Work to be completed:
Copy everything in the listing below word for word, apart from any images.

Entries taken from a collection
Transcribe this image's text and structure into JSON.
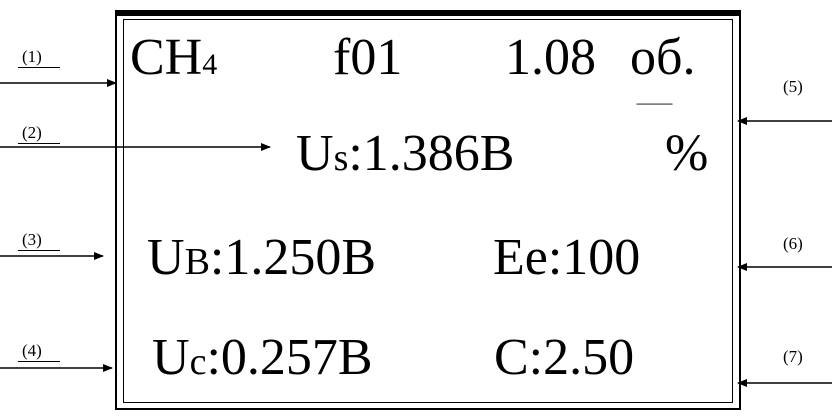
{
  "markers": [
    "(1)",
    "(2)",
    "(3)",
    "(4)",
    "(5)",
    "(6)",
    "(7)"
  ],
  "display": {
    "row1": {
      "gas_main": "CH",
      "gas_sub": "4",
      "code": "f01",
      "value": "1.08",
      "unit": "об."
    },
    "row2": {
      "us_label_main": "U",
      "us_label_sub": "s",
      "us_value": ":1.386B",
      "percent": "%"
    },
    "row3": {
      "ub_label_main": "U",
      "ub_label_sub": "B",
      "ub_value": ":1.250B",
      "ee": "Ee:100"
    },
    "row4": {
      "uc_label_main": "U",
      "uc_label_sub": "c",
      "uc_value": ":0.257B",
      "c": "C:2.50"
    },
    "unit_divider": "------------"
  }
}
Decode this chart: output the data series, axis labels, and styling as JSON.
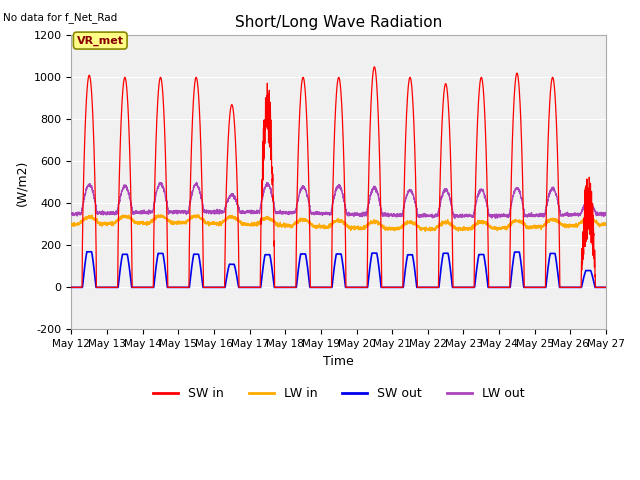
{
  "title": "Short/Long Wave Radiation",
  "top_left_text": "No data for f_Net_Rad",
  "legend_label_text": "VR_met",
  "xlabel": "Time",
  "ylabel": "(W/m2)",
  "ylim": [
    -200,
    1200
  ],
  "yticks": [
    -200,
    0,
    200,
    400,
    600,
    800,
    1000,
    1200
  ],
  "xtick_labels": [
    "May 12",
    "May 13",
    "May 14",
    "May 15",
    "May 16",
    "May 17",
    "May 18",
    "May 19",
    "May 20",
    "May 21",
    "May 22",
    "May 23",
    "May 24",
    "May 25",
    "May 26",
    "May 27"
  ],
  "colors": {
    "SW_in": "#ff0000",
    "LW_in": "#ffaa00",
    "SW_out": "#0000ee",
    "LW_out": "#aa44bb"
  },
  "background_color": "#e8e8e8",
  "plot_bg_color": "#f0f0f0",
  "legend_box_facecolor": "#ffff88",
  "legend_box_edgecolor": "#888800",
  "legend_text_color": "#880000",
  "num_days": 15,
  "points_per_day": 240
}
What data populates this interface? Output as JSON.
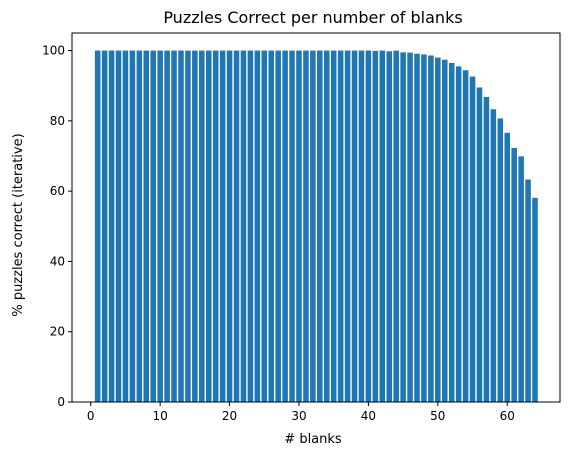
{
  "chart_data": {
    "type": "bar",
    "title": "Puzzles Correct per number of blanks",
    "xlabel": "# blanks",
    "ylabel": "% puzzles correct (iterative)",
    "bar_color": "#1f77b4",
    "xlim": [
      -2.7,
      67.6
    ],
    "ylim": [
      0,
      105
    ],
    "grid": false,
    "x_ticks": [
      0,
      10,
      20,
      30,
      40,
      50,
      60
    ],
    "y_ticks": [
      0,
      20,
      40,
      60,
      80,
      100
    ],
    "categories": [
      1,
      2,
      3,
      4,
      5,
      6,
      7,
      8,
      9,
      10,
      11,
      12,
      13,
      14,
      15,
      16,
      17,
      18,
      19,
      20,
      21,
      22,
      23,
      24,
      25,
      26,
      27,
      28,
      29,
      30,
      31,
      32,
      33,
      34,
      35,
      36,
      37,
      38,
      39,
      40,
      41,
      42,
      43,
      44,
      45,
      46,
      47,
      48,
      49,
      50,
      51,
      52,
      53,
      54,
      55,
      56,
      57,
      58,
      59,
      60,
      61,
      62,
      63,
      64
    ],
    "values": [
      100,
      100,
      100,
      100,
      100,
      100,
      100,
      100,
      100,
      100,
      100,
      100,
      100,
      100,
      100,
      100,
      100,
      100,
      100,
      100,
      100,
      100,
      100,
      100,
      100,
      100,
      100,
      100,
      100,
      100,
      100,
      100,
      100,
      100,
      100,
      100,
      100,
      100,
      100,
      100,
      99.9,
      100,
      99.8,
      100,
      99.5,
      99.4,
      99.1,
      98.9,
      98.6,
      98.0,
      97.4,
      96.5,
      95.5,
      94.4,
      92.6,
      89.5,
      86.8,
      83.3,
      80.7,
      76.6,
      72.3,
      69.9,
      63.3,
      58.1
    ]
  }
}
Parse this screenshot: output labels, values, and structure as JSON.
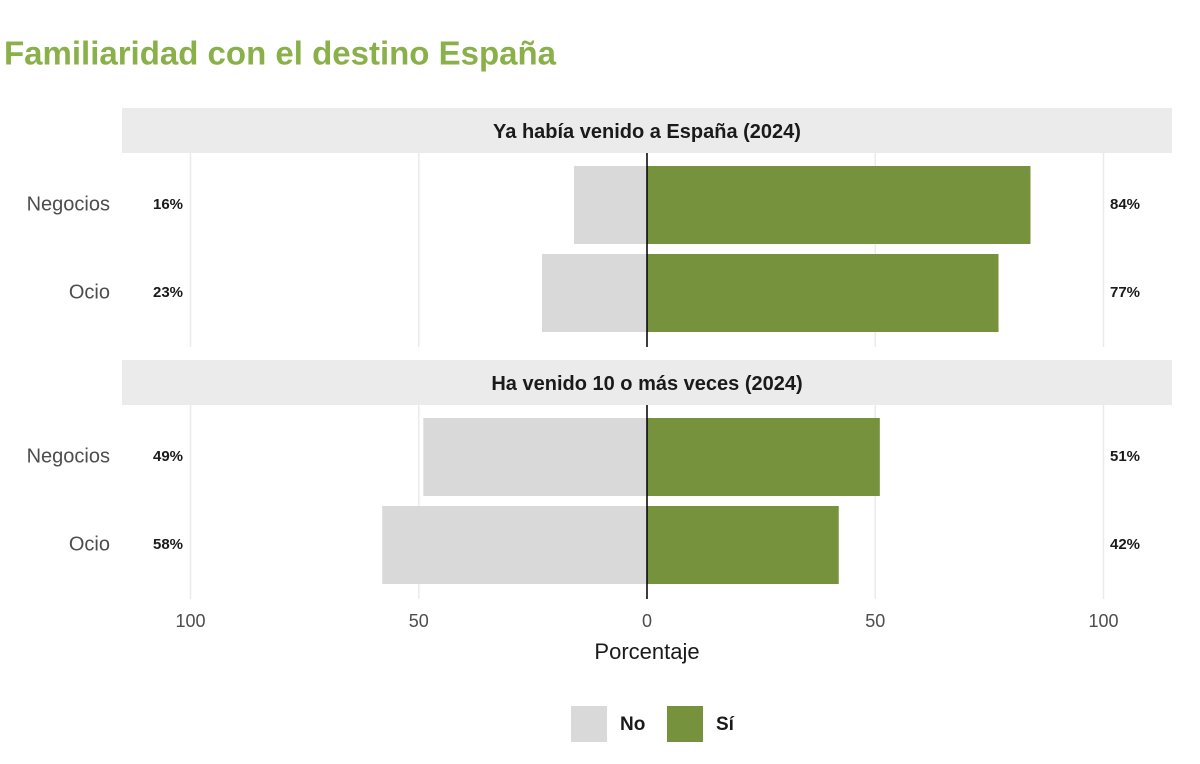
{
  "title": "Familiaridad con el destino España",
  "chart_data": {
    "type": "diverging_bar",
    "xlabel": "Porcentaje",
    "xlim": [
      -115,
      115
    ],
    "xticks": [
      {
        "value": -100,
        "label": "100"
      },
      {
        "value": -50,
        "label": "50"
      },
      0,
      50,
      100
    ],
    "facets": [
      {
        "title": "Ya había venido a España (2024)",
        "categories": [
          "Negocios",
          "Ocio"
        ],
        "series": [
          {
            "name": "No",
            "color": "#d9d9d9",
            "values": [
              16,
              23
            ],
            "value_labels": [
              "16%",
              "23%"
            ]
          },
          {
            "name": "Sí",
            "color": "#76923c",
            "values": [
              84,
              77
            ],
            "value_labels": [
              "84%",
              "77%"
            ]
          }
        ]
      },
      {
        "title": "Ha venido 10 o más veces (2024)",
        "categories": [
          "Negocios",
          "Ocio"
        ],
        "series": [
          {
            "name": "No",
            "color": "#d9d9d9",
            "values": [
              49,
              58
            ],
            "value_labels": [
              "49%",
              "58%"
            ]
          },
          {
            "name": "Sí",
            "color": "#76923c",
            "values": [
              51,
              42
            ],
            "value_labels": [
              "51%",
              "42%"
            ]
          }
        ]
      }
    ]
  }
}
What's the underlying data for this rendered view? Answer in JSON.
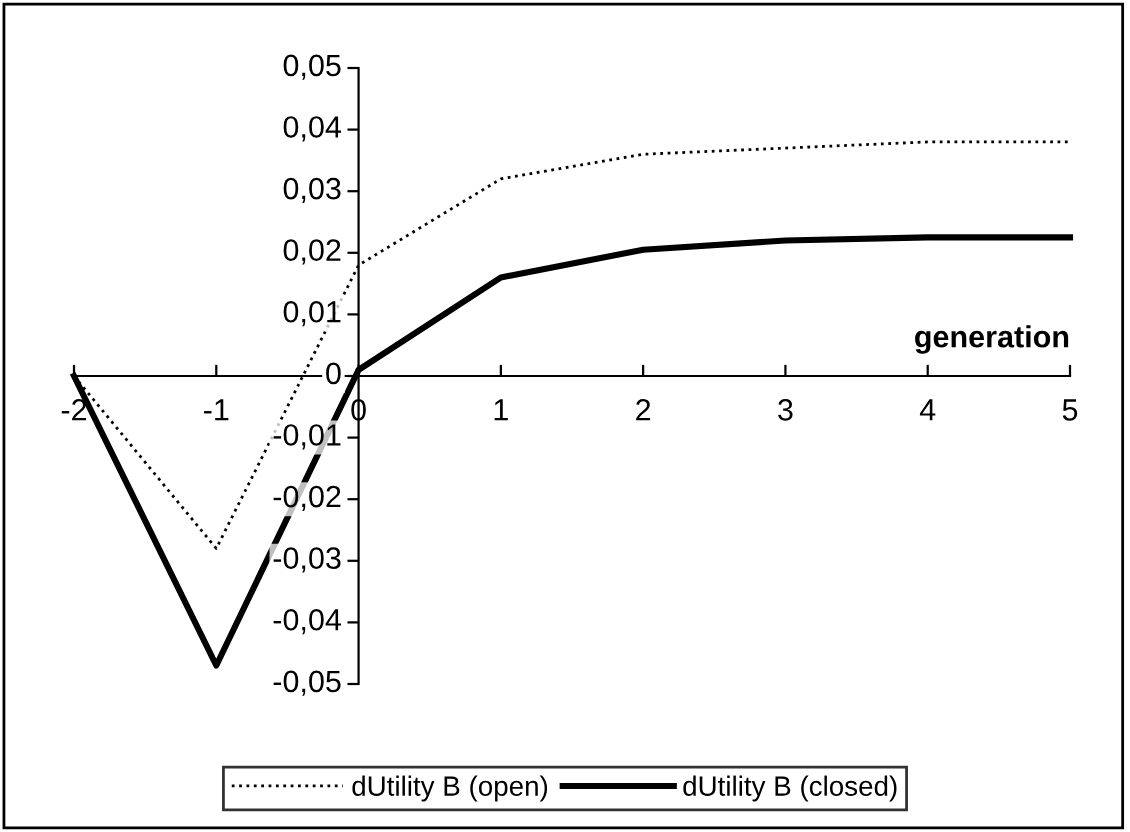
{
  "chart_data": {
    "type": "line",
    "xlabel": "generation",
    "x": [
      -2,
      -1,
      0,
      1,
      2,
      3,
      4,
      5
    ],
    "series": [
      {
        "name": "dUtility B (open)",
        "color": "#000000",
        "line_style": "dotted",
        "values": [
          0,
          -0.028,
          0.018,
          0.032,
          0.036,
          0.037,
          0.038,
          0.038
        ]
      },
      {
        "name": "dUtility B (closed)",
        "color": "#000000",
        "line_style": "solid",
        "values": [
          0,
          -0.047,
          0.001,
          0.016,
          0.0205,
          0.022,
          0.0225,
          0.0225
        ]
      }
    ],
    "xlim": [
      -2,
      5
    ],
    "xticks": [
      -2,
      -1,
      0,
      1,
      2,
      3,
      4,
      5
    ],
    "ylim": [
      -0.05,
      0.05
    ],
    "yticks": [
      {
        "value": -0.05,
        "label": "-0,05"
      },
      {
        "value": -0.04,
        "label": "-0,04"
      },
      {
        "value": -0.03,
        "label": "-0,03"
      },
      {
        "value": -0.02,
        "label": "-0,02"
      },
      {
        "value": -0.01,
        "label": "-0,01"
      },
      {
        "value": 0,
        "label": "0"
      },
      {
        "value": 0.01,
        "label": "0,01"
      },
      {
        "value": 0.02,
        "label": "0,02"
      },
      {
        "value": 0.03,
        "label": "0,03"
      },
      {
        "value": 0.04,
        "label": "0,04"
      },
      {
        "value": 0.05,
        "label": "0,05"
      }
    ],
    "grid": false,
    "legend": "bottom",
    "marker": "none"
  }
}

Answer to the task:
Transcribe this image's text and structure into JSON.
{
  "markers": [
    "(1)",
    "(2)",
    "(3)",
    "(4)",
    "(5)",
    "(6)",
    "(7)"
  ],
  "display": {
    "row1": {
      "gas_main": "CH",
      "gas_sub": "4",
      "code": "f01",
      "value": "1.08",
      "unit": "об."
    },
    "row2": {
      "us_label_main": "U",
      "us_label_sub": "s",
      "us_value": ":1.386B",
      "percent": "%"
    },
    "row3": {
      "ub_label_main": "U",
      "ub_label_sub": "B",
      "ub_value": ":1.250B",
      "ee": "Ee:100"
    },
    "row4": {
      "uc_label_main": "U",
      "uc_label_sub": "c",
      "uc_value": ":0.257B",
      "c": "C:2.50"
    },
    "unit_divider": "------------"
  }
}
Decode this chart: output the data series, axis labels, and styling as JSON.
{
  "title": "Short/Long Wave Radiation",
  "top_left_text": "No data for f_Net_Rad",
  "legend_label_text": "VR_met",
  "xlabel": "Time",
  "ylabel": "(W/m2)",
  "ylim": [
    -200,
    1200
  ],
  "yticks": [
    -200,
    0,
    200,
    400,
    600,
    800,
    1000,
    1200
  ],
  "xtick_labels": [
    "May 12",
    "May 13",
    "May 14",
    "May 15",
    "May 16",
    "May 17",
    "May 18",
    "May 19",
    "May 20",
    "May 21",
    "May 22",
    "May 23",
    "May 24",
    "May 25",
    "May 26",
    "May 27"
  ],
  "colors": {
    "SW_in": "#ff0000",
    "LW_in": "#ffaa00",
    "SW_out": "#0000ee",
    "LW_out": "#aa44bb"
  },
  "background_color": "#e8e8e8",
  "plot_bg_color": "#f0f0f0",
  "legend_box_facecolor": "#ffff88",
  "legend_box_edgecolor": "#888800",
  "legend_text_color": "#880000",
  "num_days": 15,
  "points_per_day": 240
}
What data populates this interface? Output as JSON.
{
  "chart_data": {
    "type": "bar",
    "title": "Puzzles Correct per number of blanks",
    "xlabel": "# blanks",
    "ylabel": "% puzzles correct (iterative)",
    "bar_color": "#1f77b4",
    "xlim": [
      -2.7,
      67.6
    ],
    "ylim": [
      0,
      105
    ],
    "grid": false,
    "x_ticks": [
      0,
      10,
      20,
      30,
      40,
      50,
      60
    ],
    "y_ticks": [
      0,
      20,
      40,
      60,
      80,
      100
    ],
    "categories": [
      1,
      2,
      3,
      4,
      5,
      6,
      7,
      8,
      9,
      10,
      11,
      12,
      13,
      14,
      15,
      16,
      17,
      18,
      19,
      20,
      21,
      22,
      23,
      24,
      25,
      26,
      27,
      28,
      29,
      30,
      31,
      32,
      33,
      34,
      35,
      36,
      37,
      38,
      39,
      40,
      41,
      42,
      43,
      44,
      45,
      46,
      47,
      48,
      49,
      50,
      51,
      52,
      53,
      54,
      55,
      56,
      57,
      58,
      59,
      60,
      61,
      62,
      63,
      64
    ],
    "values": [
      100,
      100,
      100,
      100,
      100,
      100,
      100,
      100,
      100,
      100,
      100,
      100,
      100,
      100,
      100,
      100,
      100,
      100,
      100,
      100,
      100,
      100,
      100,
      100,
      100,
      100,
      100,
      100,
      100,
      100,
      100,
      100,
      100,
      100,
      100,
      100,
      100,
      100,
      100,
      100,
      99.9,
      100,
      99.8,
      100,
      99.5,
      99.4,
      99.1,
      98.9,
      98.6,
      98.0,
      97.4,
      96.5,
      95.5,
      94.4,
      92.6,
      89.5,
      86.8,
      83.3,
      80.7,
      76.6,
      72.3,
      69.9,
      63.3,
      58.1
    ]
  }
}
Parse this screenshot: output labels, values, and structure as JSON.
{
  "title": "Familiaridad con el destino España",
  "chart_data": {
    "type": "diverging_bar",
    "xlabel": "Porcentaje",
    "xlim": [
      -115,
      115
    ],
    "xticks": [
      {
        "value": -100,
        "label": "100"
      },
      {
        "value": -50,
        "label": "50"
      },
      0,
      50,
      100
    ],
    "facets": [
      {
        "title": "Ya había venido a España (2024)",
        "categories": [
          "Negocios",
          "Ocio"
        ],
        "series": [
          {
            "name": "No",
            "color": "#d9d9d9",
            "values": [
              16,
              23
            ],
            "value_labels": [
              "16%",
              "23%"
            ]
          },
          {
            "name": "Sí",
            "color": "#76923c",
            "values": [
              84,
              77
            ],
            "value_labels": [
              "84%",
              "77%"
            ]
          }
        ]
      },
      {
        "title": "Ha venido 10 o más veces (2024)",
        "categories": [
          "Negocios",
          "Ocio"
        ],
        "series": [
          {
            "name": "No",
            "color": "#d9d9d9",
            "values": [
              49,
              58
            ],
            "value_labels": [
              "49%",
              "58%"
            ]
          },
          {
            "name": "Sí",
            "color": "#76923c",
            "values": [
              51,
              42
            ],
            "value_labels": [
              "51%",
              "42%"
            ]
          }
        ]
      }
    ]
  }
}
What's the underlying data for this rendered view? Answer in JSON.
{
  "chart_data": {
    "type": "line",
    "xlabel": "generation",
    "x": [
      -2,
      -1,
      0,
      1,
      2,
      3,
      4,
      5
    ],
    "series": [
      {
        "name": "dUtility B (open)",
        "color": "#000000",
        "line_style": "dotted",
        "values": [
          0,
          -0.028,
          0.018,
          0.032,
          0.036,
          0.037,
          0.038,
          0.038
        ]
      },
      {
        "name": "dUtility B (closed)",
        "color": "#000000",
        "line_style": "solid",
        "values": [
          0,
          -0.047,
          0.001,
          0.016,
          0.0205,
          0.022,
          0.0225,
          0.0225
        ]
      }
    ],
    "xlim": [
      -2,
      5
    ],
    "xticks": [
      -2,
      -1,
      0,
      1,
      2,
      3,
      4,
      5
    ],
    "ylim": [
      -0.05,
      0.05
    ],
    "yticks": [
      {
        "value": -0.05,
        "label": "-0,05"
      },
      {
        "value": -0.04,
        "label": "-0,04"
      },
      {
        "value": -0.03,
        "label": "-0,03"
      },
      {
        "value": -0.02,
        "label": "-0,02"
      },
      {
        "value": -0.01,
        "label": "-0,01"
      },
      {
        "value": 0,
        "label": "0"
      },
      {
        "value": 0.01,
        "label": "0,01"
      },
      {
        "value": 0.02,
        "label": "0,02"
      },
      {
        "value": 0.03,
        "label": "0,03"
      },
      {
        "value": 0.04,
        "label": "0,04"
      },
      {
        "value": 0.05,
        "label": "0,05"
      }
    ],
    "grid": false,
    "legend": "bottom",
    "marker": "none"
  }
}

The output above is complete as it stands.